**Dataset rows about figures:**
————————

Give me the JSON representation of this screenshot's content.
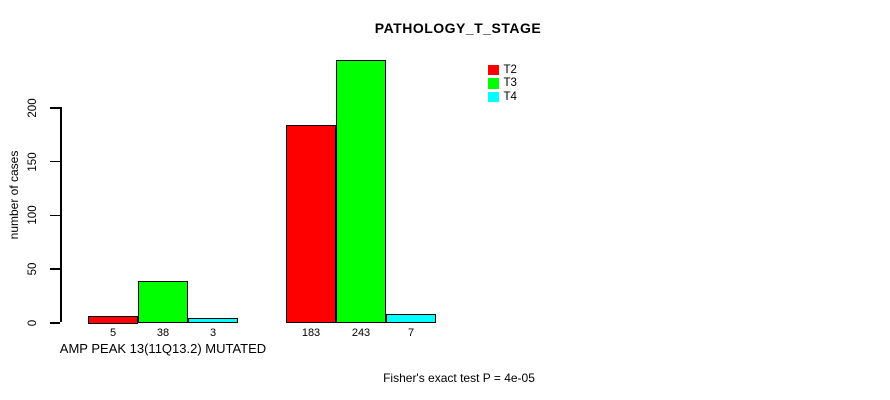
{
  "chart_data": {
    "type": "bar",
    "title": "PATHOLOGY_T_STAGE",
    "ylabel": "number of cases",
    "xlabel": "",
    "yticks": [
      0,
      50,
      100,
      150,
      200
    ],
    "ylim": [
      0,
      200
    ],
    "categories": [
      "AMP PEAK 13(11Q13.2) MUTATED",
      ""
    ],
    "series": [
      {
        "name": "T2",
        "color": "#ff0000",
        "values": [
          5,
          183
        ]
      },
      {
        "name": "T3",
        "color": "#00ff00",
        "values": [
          38,
          243
        ]
      },
      {
        "name": "T4",
        "color": "#00ffff",
        "values": [
          3,
          7
        ]
      }
    ],
    "bar_value_labels": [
      [
        5,
        38,
        3
      ],
      [
        183,
        243,
        7
      ]
    ],
    "legend_position": "top-right",
    "grid": false,
    "annotation": "Fisher's exact test P = 4e-05",
    "background_color": "#ffffff",
    "axis_color": "#000000"
  }
}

————————

All of the material above should be reproduced exactly, except the pictures.

**FINISHED ANSWER:**
Give me the JSON representation of this screenshot's content.
{
  "chart_data": {
    "type": "bar",
    "title": "PATHOLOGY_T_STAGE",
    "ylabel": "number of cases",
    "xlabel": "",
    "yticks": [
      0,
      50,
      100,
      150,
      200
    ],
    "ylim": [
      0,
      200
    ],
    "categories": [
      "AMP PEAK 13(11Q13.2) MUTATED",
      ""
    ],
    "series": [
      {
        "name": "T2",
        "color": "#ff0000",
        "values": [
          5,
          183
        ]
      },
      {
        "name": "T3",
        "color": "#00ff00",
        "values": [
          38,
          243
        ]
      },
      {
        "name": "T4",
        "color": "#00ffff",
        "values": [
          3,
          7
        ]
      }
    ],
    "bar_value_labels": [
      [
        5,
        38,
        3
      ],
      [
        183,
        243,
        7
      ]
    ],
    "legend_position": "top-right",
    "grid": false,
    "annotation": "Fisher's exact test P = 4e-05",
    "background_color": "#ffffff",
    "axis_color": "#000000"
  }
}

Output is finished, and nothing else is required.